▸ **Task goal**:
Copy down every line where the string "true" shows up.

_ _ _ _ _

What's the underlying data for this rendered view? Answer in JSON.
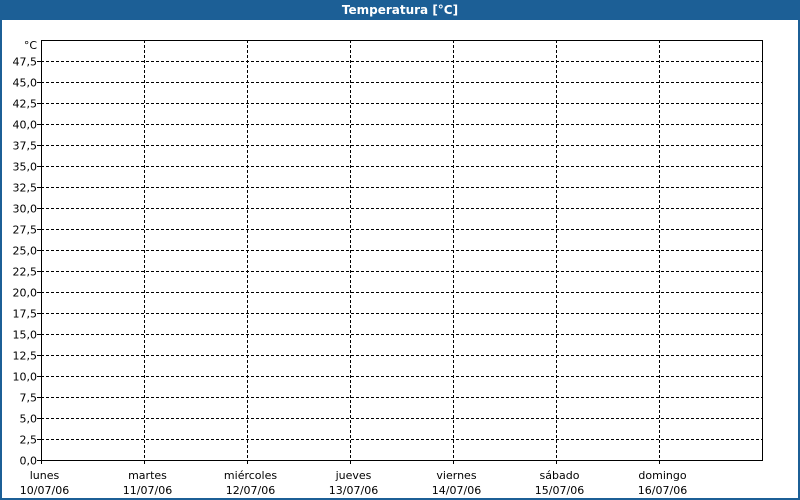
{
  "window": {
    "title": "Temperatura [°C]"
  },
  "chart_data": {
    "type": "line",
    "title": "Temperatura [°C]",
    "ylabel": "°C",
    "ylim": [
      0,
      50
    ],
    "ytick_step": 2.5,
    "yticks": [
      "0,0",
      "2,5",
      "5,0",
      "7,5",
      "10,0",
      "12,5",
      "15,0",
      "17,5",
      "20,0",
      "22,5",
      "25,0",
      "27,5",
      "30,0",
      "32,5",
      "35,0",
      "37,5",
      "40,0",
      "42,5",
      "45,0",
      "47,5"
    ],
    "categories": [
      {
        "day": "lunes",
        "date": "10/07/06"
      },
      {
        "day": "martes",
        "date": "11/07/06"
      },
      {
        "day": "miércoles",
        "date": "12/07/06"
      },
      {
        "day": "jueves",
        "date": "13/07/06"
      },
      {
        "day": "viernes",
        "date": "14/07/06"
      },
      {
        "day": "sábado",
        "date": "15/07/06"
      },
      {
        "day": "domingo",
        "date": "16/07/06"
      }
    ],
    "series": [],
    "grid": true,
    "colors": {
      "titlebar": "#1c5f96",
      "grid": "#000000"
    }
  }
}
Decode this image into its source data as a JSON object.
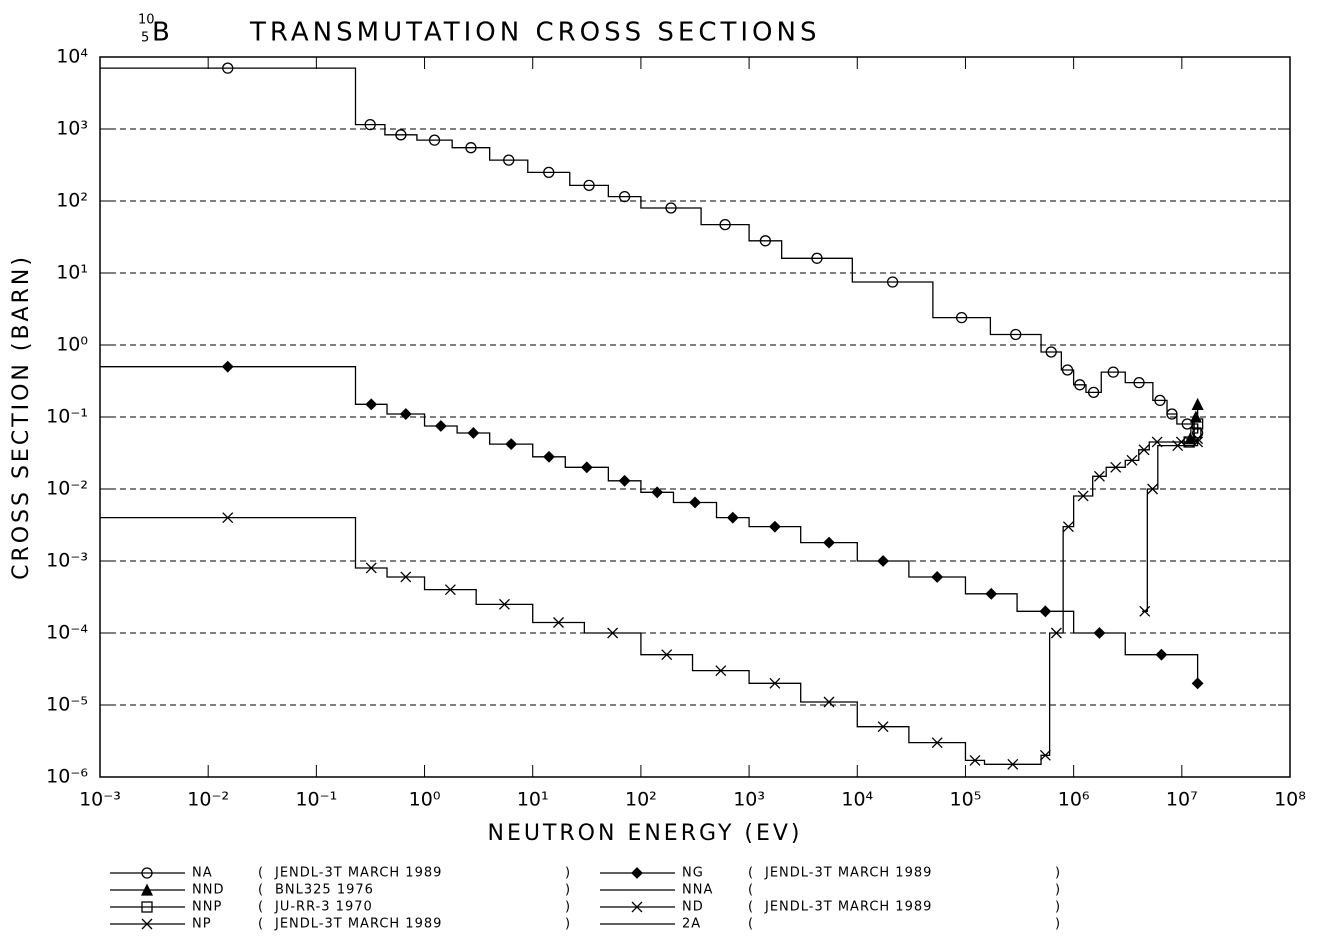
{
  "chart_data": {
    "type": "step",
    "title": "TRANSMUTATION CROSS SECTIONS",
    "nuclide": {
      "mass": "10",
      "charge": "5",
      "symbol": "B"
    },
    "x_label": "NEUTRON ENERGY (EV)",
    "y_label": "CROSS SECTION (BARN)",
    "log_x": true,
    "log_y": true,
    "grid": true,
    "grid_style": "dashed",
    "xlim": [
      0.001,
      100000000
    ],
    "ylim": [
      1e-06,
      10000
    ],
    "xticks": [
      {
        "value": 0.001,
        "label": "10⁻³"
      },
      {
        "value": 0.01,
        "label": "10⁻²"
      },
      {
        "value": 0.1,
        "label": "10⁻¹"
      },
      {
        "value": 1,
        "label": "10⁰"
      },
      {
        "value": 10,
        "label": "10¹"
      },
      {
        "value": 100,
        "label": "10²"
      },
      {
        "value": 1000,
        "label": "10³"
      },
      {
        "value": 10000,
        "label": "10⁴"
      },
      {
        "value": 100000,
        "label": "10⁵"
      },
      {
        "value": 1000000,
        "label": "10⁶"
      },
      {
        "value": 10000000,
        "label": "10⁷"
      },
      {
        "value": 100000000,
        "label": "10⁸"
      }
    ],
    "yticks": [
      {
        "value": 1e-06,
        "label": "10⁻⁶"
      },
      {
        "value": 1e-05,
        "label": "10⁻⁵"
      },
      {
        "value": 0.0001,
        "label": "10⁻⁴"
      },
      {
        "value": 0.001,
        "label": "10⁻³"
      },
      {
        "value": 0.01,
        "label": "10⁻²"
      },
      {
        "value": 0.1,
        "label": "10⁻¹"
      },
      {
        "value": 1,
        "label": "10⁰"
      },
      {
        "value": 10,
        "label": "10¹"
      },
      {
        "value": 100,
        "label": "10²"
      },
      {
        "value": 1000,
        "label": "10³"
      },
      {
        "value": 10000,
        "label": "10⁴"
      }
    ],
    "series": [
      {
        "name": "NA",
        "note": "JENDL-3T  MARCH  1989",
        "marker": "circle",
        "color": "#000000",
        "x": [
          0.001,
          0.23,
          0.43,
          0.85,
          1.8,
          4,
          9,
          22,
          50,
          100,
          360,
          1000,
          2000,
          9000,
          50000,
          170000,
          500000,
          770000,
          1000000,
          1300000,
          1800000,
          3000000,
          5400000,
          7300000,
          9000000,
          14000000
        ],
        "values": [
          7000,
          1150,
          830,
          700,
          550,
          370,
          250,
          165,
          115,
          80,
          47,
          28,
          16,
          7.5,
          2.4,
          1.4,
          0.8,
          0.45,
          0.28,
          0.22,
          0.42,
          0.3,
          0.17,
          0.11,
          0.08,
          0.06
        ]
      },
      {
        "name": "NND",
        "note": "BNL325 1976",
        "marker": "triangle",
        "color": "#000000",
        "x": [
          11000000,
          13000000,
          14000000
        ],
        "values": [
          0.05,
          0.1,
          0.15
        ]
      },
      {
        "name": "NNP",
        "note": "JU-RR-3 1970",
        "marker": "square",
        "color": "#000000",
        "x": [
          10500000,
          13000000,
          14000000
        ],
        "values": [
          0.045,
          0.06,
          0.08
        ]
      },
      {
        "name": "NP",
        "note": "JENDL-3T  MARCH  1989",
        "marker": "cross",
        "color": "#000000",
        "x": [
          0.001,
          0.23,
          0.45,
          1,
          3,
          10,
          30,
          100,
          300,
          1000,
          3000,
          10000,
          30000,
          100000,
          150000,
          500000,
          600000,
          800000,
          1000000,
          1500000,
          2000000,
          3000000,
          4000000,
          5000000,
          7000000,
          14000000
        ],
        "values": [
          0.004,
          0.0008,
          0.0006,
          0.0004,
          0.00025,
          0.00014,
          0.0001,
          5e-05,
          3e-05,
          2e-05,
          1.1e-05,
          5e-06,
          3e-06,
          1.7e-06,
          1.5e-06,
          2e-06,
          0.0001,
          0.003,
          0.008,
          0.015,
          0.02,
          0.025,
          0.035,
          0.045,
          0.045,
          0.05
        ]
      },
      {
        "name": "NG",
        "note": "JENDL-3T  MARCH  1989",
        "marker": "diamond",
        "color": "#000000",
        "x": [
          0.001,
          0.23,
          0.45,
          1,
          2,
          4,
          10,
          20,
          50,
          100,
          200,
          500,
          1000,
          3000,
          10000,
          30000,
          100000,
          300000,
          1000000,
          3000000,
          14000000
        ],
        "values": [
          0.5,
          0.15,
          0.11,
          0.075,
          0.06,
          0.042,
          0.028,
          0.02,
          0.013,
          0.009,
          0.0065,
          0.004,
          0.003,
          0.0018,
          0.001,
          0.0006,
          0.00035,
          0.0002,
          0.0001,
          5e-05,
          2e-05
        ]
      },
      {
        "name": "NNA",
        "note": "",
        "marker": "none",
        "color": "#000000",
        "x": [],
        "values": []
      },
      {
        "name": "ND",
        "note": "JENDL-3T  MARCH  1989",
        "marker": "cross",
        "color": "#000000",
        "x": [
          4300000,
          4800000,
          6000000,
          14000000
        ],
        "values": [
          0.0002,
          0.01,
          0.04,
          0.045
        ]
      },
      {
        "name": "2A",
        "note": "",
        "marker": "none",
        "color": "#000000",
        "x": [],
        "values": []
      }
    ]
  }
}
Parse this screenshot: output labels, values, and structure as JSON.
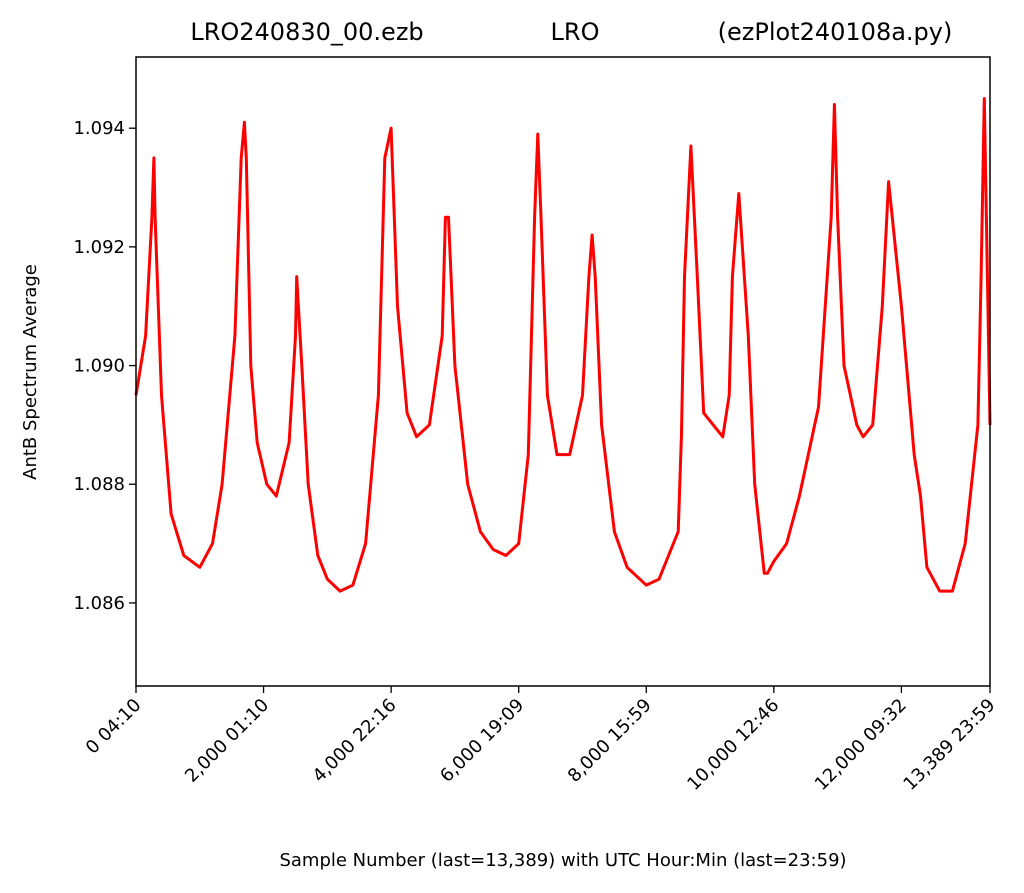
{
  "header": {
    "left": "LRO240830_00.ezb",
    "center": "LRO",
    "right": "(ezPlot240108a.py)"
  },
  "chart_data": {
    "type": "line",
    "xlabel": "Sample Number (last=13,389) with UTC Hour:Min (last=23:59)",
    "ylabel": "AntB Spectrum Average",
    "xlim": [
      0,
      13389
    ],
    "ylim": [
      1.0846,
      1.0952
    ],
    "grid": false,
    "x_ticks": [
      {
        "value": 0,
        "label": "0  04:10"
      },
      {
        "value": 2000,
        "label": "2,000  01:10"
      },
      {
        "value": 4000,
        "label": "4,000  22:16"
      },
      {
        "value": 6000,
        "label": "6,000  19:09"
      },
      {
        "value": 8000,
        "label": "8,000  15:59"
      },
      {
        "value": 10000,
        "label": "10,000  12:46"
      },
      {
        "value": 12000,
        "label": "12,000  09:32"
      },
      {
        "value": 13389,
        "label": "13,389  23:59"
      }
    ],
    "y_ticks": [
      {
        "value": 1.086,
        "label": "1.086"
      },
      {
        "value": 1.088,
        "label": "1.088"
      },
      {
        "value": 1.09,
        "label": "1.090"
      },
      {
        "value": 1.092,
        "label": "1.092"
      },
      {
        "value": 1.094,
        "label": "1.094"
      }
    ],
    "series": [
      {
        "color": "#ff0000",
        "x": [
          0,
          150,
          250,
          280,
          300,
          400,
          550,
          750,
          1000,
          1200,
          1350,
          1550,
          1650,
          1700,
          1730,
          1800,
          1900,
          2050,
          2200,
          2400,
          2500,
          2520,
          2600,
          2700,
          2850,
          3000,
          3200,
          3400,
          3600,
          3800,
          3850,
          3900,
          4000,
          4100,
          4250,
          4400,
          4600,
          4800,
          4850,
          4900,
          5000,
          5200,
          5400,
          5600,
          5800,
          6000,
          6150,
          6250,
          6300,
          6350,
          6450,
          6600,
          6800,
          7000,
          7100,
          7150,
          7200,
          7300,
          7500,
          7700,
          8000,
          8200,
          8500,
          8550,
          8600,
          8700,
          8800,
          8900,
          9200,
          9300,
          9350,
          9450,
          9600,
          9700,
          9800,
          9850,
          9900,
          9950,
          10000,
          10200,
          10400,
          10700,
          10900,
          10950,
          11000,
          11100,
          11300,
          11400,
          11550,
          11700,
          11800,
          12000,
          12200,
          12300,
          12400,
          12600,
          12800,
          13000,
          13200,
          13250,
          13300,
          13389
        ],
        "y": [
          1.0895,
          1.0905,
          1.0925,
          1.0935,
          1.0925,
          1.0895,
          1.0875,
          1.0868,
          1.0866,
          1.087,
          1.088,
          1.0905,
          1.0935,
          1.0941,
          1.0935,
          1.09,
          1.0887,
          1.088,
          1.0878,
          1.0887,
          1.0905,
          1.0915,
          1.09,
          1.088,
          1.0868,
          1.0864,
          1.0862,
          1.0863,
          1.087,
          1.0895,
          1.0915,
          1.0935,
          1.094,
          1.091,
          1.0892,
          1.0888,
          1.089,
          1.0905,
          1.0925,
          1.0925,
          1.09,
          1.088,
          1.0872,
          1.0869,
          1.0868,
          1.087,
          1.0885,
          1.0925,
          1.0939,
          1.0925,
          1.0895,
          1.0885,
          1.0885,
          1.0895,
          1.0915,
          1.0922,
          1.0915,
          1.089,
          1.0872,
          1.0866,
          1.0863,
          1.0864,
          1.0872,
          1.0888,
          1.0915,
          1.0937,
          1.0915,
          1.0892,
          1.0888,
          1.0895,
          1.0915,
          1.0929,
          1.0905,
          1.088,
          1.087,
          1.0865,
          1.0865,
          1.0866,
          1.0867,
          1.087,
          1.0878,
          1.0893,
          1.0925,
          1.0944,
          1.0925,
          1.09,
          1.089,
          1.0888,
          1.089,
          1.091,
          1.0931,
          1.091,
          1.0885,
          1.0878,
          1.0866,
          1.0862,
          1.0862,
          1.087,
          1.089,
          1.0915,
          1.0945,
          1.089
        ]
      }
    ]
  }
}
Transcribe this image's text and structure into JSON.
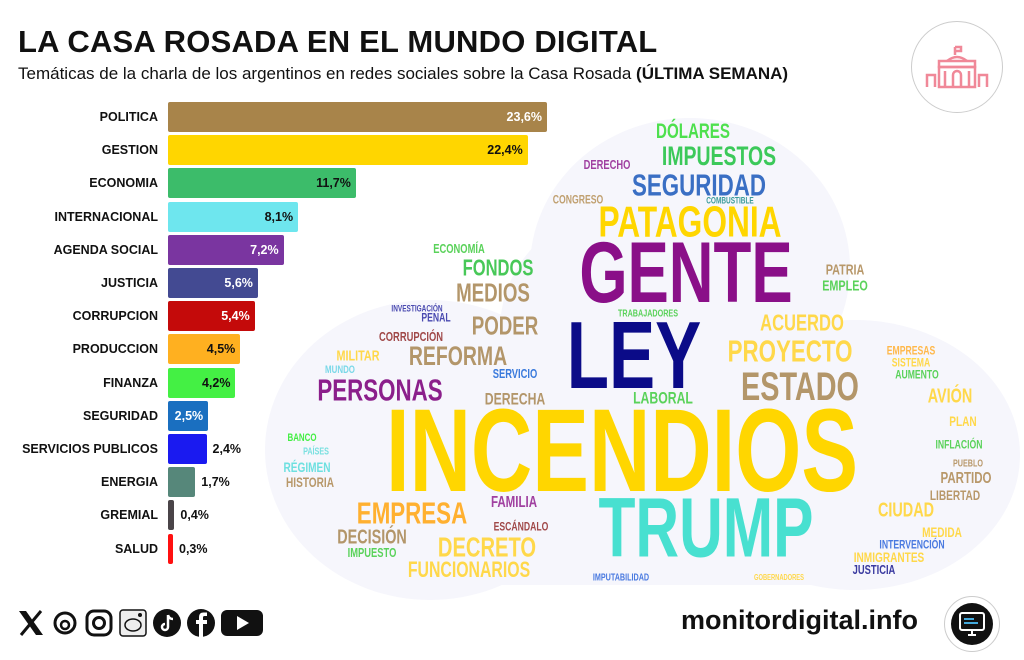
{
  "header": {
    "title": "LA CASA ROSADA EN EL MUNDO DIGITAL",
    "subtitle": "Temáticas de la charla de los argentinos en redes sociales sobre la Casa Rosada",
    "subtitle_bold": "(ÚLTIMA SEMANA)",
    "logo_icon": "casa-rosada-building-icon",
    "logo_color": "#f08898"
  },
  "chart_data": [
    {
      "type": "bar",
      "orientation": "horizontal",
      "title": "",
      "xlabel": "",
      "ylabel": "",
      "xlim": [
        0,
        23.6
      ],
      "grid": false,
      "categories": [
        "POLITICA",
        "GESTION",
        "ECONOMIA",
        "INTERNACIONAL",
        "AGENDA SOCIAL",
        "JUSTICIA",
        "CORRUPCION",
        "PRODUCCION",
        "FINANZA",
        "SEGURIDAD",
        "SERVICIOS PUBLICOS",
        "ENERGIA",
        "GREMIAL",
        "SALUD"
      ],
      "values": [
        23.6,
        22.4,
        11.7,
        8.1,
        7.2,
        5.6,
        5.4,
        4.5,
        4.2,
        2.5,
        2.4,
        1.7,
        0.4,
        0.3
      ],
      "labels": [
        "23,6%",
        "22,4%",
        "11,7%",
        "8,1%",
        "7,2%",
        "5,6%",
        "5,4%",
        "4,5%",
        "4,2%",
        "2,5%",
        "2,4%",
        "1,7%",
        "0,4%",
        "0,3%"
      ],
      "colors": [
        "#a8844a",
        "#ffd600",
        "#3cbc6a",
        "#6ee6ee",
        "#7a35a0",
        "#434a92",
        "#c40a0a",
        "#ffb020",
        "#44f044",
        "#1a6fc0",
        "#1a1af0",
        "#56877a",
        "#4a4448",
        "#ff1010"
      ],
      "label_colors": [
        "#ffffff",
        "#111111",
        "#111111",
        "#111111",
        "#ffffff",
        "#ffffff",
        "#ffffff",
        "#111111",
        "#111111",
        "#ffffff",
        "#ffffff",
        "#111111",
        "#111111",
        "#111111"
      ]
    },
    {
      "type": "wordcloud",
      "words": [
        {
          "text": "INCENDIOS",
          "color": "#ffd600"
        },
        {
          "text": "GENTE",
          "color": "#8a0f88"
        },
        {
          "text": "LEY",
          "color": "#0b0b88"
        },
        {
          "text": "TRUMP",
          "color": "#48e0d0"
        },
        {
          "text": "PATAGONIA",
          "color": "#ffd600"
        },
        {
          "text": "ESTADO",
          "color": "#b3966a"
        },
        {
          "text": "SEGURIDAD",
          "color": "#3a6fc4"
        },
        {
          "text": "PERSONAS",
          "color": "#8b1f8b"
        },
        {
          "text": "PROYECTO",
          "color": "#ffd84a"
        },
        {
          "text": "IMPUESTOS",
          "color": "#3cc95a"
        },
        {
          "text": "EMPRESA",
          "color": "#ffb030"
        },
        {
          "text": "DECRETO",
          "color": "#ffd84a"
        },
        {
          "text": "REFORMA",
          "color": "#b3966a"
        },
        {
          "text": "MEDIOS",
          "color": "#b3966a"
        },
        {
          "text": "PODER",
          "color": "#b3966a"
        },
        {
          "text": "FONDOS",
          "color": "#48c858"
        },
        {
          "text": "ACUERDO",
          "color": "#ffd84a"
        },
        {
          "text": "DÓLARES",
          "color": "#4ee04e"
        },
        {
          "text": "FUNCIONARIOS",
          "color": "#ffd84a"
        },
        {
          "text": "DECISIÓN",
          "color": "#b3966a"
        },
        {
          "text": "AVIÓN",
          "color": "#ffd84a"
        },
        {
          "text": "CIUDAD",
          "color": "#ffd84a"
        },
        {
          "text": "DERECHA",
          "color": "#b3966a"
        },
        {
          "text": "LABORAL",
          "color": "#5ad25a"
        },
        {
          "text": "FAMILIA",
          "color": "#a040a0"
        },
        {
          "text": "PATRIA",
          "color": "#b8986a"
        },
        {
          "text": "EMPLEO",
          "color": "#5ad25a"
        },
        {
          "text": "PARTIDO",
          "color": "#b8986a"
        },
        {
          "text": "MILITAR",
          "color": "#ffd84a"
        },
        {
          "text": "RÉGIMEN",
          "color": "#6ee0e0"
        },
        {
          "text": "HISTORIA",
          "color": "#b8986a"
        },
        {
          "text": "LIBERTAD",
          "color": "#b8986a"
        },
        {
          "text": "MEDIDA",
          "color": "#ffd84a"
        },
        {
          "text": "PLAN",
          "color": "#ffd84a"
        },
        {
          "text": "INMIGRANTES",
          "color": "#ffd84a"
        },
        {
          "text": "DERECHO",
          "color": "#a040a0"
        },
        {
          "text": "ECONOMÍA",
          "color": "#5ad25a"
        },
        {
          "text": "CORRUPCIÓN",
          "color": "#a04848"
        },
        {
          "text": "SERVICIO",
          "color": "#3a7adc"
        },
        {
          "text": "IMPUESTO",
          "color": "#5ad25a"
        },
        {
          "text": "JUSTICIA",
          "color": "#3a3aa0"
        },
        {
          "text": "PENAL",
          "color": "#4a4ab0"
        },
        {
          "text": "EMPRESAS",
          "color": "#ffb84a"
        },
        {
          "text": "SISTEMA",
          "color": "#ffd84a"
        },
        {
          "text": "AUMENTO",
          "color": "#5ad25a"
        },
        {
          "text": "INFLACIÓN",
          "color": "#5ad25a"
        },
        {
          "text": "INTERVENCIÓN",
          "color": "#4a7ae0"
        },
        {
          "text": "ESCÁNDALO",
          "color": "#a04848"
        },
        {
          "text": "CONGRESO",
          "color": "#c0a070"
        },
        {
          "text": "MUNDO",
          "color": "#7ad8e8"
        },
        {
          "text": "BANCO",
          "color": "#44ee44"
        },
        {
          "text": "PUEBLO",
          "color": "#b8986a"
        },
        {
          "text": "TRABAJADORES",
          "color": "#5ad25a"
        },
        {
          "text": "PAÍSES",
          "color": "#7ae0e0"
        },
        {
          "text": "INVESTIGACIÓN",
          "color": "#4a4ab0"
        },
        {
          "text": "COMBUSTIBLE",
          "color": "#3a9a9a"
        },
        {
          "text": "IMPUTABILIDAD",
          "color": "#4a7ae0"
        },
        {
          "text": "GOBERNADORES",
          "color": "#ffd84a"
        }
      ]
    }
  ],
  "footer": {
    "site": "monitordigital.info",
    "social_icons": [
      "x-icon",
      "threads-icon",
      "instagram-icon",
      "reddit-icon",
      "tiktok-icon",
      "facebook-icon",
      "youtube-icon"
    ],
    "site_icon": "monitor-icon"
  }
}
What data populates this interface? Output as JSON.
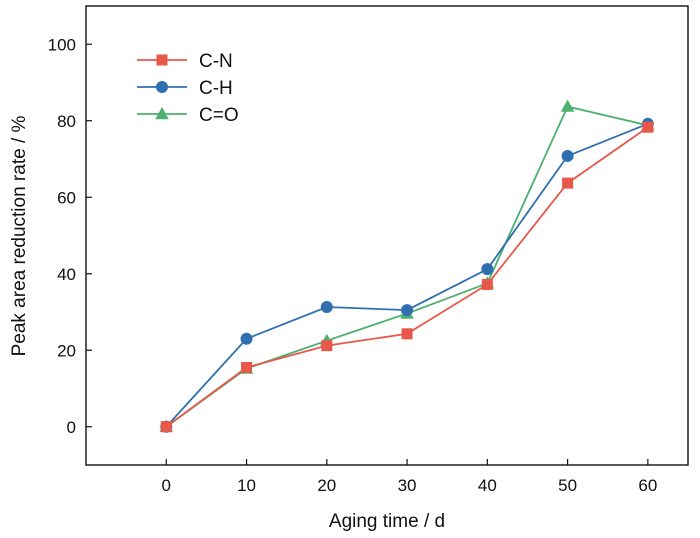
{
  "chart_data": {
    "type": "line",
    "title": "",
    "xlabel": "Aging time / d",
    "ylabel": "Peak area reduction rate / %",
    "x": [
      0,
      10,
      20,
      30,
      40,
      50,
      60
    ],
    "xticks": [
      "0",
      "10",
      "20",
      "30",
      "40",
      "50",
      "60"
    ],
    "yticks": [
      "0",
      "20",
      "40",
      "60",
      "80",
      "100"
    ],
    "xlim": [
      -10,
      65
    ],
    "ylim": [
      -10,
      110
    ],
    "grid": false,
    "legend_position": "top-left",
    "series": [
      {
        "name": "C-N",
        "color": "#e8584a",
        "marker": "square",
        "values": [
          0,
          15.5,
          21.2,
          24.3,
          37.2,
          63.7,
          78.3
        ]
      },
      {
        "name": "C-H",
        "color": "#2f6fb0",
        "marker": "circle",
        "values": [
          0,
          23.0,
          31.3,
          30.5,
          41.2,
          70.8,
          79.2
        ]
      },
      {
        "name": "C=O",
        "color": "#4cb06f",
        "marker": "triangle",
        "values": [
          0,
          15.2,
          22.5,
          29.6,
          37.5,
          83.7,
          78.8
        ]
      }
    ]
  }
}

_ _ _ _ _

▸ **Answer to the task**:
    "grid": true,
    "log_x": true,
    "log_y": true,
    "grid": true,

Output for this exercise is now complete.